Data lines:
>> BEGIN

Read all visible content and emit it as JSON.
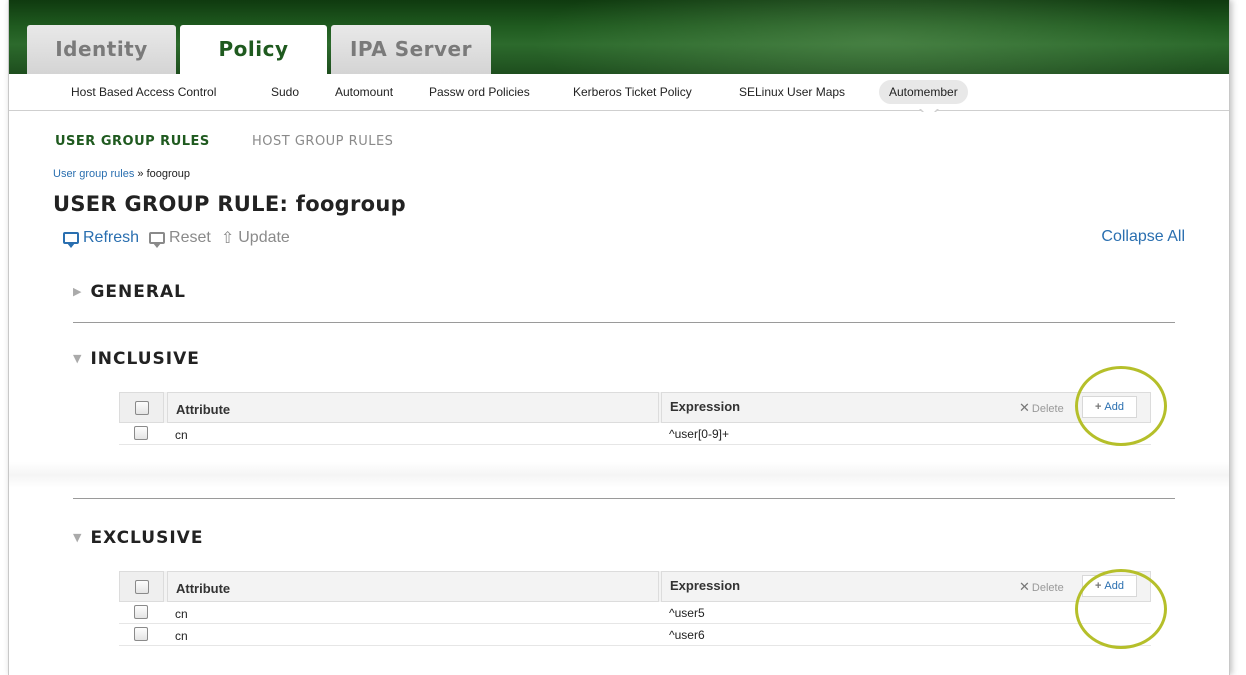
{
  "top_tabs": [
    {
      "label": "Identity",
      "active": false
    },
    {
      "label": "Policy",
      "active": true
    },
    {
      "label": "IPA Server",
      "active": false
    }
  ],
  "subnav": [
    {
      "label": "Host Based Access Control",
      "selected": false
    },
    {
      "label": "Sudo",
      "selected": false
    },
    {
      "label": "Automount",
      "selected": false
    },
    {
      "label": "Passw ord Policies",
      "selected": false
    },
    {
      "label": "Kerberos Ticket Policy",
      "selected": false
    },
    {
      "label": "SELinux User Maps",
      "selected": false
    },
    {
      "label": "Automember",
      "selected": true
    }
  ],
  "facet_tabs": {
    "user_group_rules": "USER GROUP RULES",
    "host_group_rules": "HOST GROUP RULES"
  },
  "breadcrumb": {
    "link": "User group rules",
    "separator": " » ",
    "current": "foogroup"
  },
  "page_title": {
    "prefix": "USER GROUP RULE: ",
    "name": "foogroup"
  },
  "actions": {
    "refresh": "Refresh",
    "reset": "Reset",
    "update": "Update",
    "collapse_all": "Collapse All"
  },
  "sections": {
    "general": {
      "title": "GENERAL",
      "expanded": false
    },
    "inclusive": {
      "title": "INCLUSIVE",
      "expanded": true,
      "columns": {
        "attribute": "Attribute",
        "expression": "Expression"
      },
      "delete_label": "Delete",
      "add_label": "Add",
      "rows": [
        {
          "attribute": "cn",
          "expression": "^user[0-9]+"
        }
      ]
    },
    "exclusive": {
      "title": "EXCLUSIVE",
      "expanded": true,
      "columns": {
        "attribute": "Attribute",
        "expression": "Expression"
      },
      "delete_label": "Delete",
      "add_label": "Add",
      "rows": [
        {
          "attribute": "cn",
          "expression": "^user5"
        },
        {
          "attribute": "cn",
          "expression": "^user6"
        }
      ]
    }
  },
  "colors": {
    "brand_green": "#1f5a1f",
    "link_blue": "#2a6fb0",
    "highlight_circle": "#b5bf2a"
  }
}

>> END

Exercise requirements: Can the entries above be repeated exactly, without their pictures?

Solution to this problem:
Read all visible content and emit it as JSON.
{
  "top_tabs": [
    {
      "label": "Identity",
      "active": false
    },
    {
      "label": "Policy",
      "active": true
    },
    {
      "label": "IPA Server",
      "active": false
    }
  ],
  "subnav": [
    {
      "label": "Host Based Access Control",
      "selected": false
    },
    {
      "label": "Sudo",
      "selected": false
    },
    {
      "label": "Automount",
      "selected": false
    },
    {
      "label": "Passw ord Policies",
      "selected": false
    },
    {
      "label": "Kerberos Ticket Policy",
      "selected": false
    },
    {
      "label": "SELinux User Maps",
      "selected": false
    },
    {
      "label": "Automember",
      "selected": true
    }
  ],
  "facet_tabs": {
    "user_group_rules": "USER GROUP RULES",
    "host_group_rules": "HOST GROUP RULES"
  },
  "breadcrumb": {
    "link": "User group rules",
    "separator": " » ",
    "current": "foogroup"
  },
  "page_title": {
    "prefix": "USER GROUP RULE: ",
    "name": "foogroup"
  },
  "actions": {
    "refresh": "Refresh",
    "reset": "Reset",
    "update": "Update",
    "collapse_all": "Collapse All"
  },
  "sections": {
    "general": {
      "title": "GENERAL",
      "expanded": false
    },
    "inclusive": {
      "title": "INCLUSIVE",
      "expanded": true,
      "columns": {
        "attribute": "Attribute",
        "expression": "Expression"
      },
      "delete_label": "Delete",
      "add_label": "Add",
      "rows": [
        {
          "attribute": "cn",
          "expression": "^user[0-9]+"
        }
      ]
    },
    "exclusive": {
      "title": "EXCLUSIVE",
      "expanded": true,
      "columns": {
        "attribute": "Attribute",
        "expression": "Expression"
      },
      "delete_label": "Delete",
      "add_label": "Add",
      "rows": [
        {
          "attribute": "cn",
          "expression": "^user5"
        },
        {
          "attribute": "cn",
          "expression": "^user6"
        }
      ]
    }
  },
  "colors": {
    "brand_green": "#1f5a1f",
    "link_blue": "#2a6fb0",
    "highlight_circle": "#b5bf2a"
  }
}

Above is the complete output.